__Your objective__: Locate the word "Rozłóż" in the data below, then copy every line that holds it.

__Material for this exercise__:
******

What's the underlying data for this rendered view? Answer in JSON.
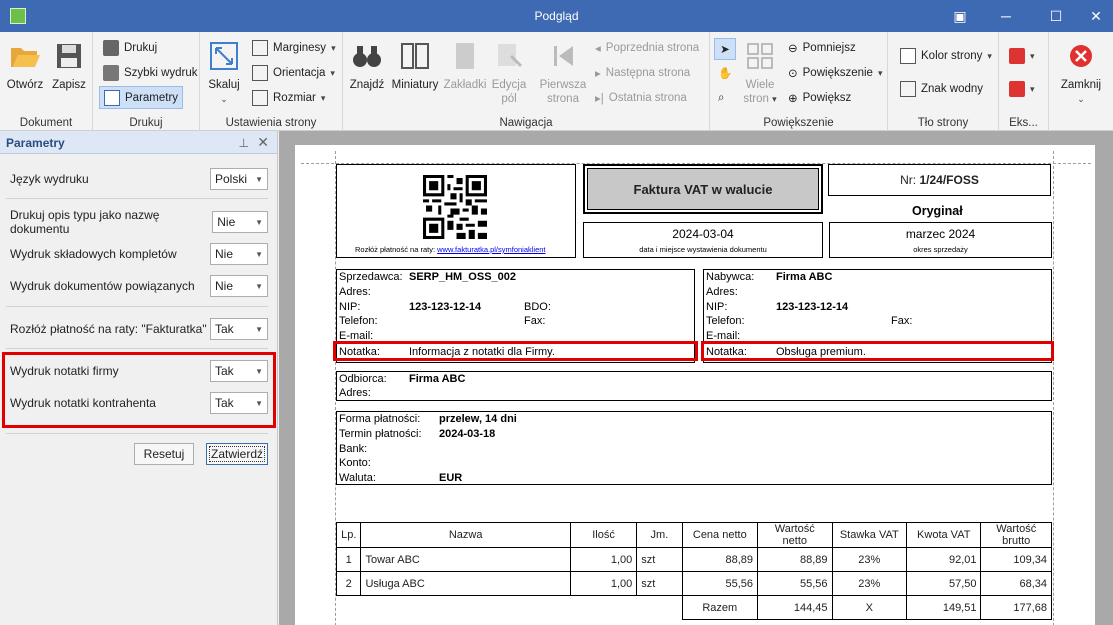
{
  "window": {
    "title": "Podgląd"
  },
  "ribbon": {
    "dokument": {
      "label": "Dokument",
      "open": "Otwórz",
      "save": "Zapisz"
    },
    "drukuj": {
      "label": "Drukuj",
      "print": "Drukuj",
      "quick": "Szybki wydruk",
      "params": "Parametry"
    },
    "ustawienia": {
      "label": "Ustawienia strony",
      "scale": "Skaluj",
      "margins": "Marginesy",
      "orientation": "Orientacja",
      "size": "Rozmiar"
    },
    "nawigacja": {
      "label": "Nawigacja",
      "find": "Znajdź",
      "thumbs": "Miniatury",
      "bookmarks": "Zakładki",
      "edit1": "Edycja",
      "edit2": "pól",
      "first1": "Pierwsza",
      "first2": "strona",
      "prev": "Poprzednia strona",
      "next": "Następna strona",
      "last": "Ostatnia strona"
    },
    "powiekszenie": {
      "label": "Powiększenie",
      "many1": "Wiele",
      "many2": "stron",
      "zoomout": "Pomniejsz",
      "zoom": "Powiększenie",
      "zoomin": "Powiększ"
    },
    "tlo": {
      "label": "Tło strony",
      "color": "Kolor strony",
      "watermark": "Znak wodny"
    },
    "eks": {
      "label": "Eks..."
    },
    "close": {
      "label": "Zamknij"
    }
  },
  "panel": {
    "title": "Parametry",
    "rows": [
      {
        "label": "Język wydruku",
        "value": "Polski"
      },
      {
        "label": "Drukuj opis typu jako nazwę dokumentu",
        "value": "Nie"
      },
      {
        "label": "Wydruk składowych kompletów",
        "value": "Nie"
      },
      {
        "label": "Wydruk dokumentów powiązanych",
        "value": "Nie"
      },
      {
        "label": "Rozłóż płatność na raty: \"Fakturatka\"",
        "value": "Tak"
      },
      {
        "label": "Wydruk notatki firmy",
        "value": "Tak"
      },
      {
        "label": "Wydruk notatki kontrahenta",
        "value": "Tak"
      }
    ],
    "reset": "Resetuj",
    "confirm": "Zatwierdź"
  },
  "invoice": {
    "qr_caption": "Rozłóż płatność na raty:",
    "qr_link": "www.fakturatka.pl/symfoniaklient",
    "title": "Faktura VAT w walucie",
    "nr_label": "Nr:",
    "nr": "1/24/FOSS",
    "original": "Oryginał",
    "date": "2024-03-04",
    "date_caption": "data i miejsce wystawienia dokumentu",
    "period": "marzec 2024",
    "period_caption": "okres sprzedaży",
    "seller": {
      "label": "Sprzedawca:",
      "name": "SERP_HM_OSS_002",
      "adres": "Adres:",
      "nip_label": "NIP:",
      "nip": "123-123-12-14",
      "bdo": "BDO:",
      "tel": "Telefon:",
      "fax": "Fax:",
      "email": "E-mail:",
      "note_label": "Notatka:",
      "note": "Informacja z notatki dla Firmy."
    },
    "buyer": {
      "label": "Nabywca:",
      "name": "Firma ABC",
      "adres": "Adres:",
      "nip_label": "NIP:",
      "nip": "123-123-12-14",
      "tel": "Telefon:",
      "fax": "Fax:",
      "email": "E-mail:",
      "note_label": "Notatka:",
      "note": "Obsługa premium."
    },
    "receiver": {
      "label": "Odbiorca:",
      "name": "Firma ABC",
      "adres": "Adres:"
    },
    "payment": {
      "form_label": "Forma płatności:",
      "form": "przelew, 14 dni",
      "term_label": "Termin płatności:",
      "term": "2024-03-18",
      "bank": "Bank:",
      "konto": "Konto:",
      "currency_label": "Waluta:",
      "currency": "EUR"
    },
    "table": {
      "headers": [
        "Lp.",
        "Nazwa",
        "Ilość",
        "Jm.",
        "Cena netto",
        "Wartość netto",
        "Stawka VAT",
        "Kwota VAT",
        "Wartość brutto"
      ],
      "rows": [
        [
          "1",
          "Towar ABC",
          "1,00",
          "szt",
          "88,89",
          "88,89",
          "23%",
          "92,01",
          "109,34"
        ],
        [
          "2",
          "Usługa ABC",
          "1,00",
          "szt",
          "55,56",
          "55,56",
          "23%",
          "57,50",
          "68,34"
        ]
      ],
      "sum": {
        "label": "Razem",
        "net": "144,45",
        "vat": "X",
        "tax": "149,51",
        "gross": "177,68"
      }
    }
  }
}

******

__Correct answer__:
        "label": "Rozłóż płatność na raty: \"Fakturatka\"",
    "qr_caption": "Rozłóż płatność na raty:",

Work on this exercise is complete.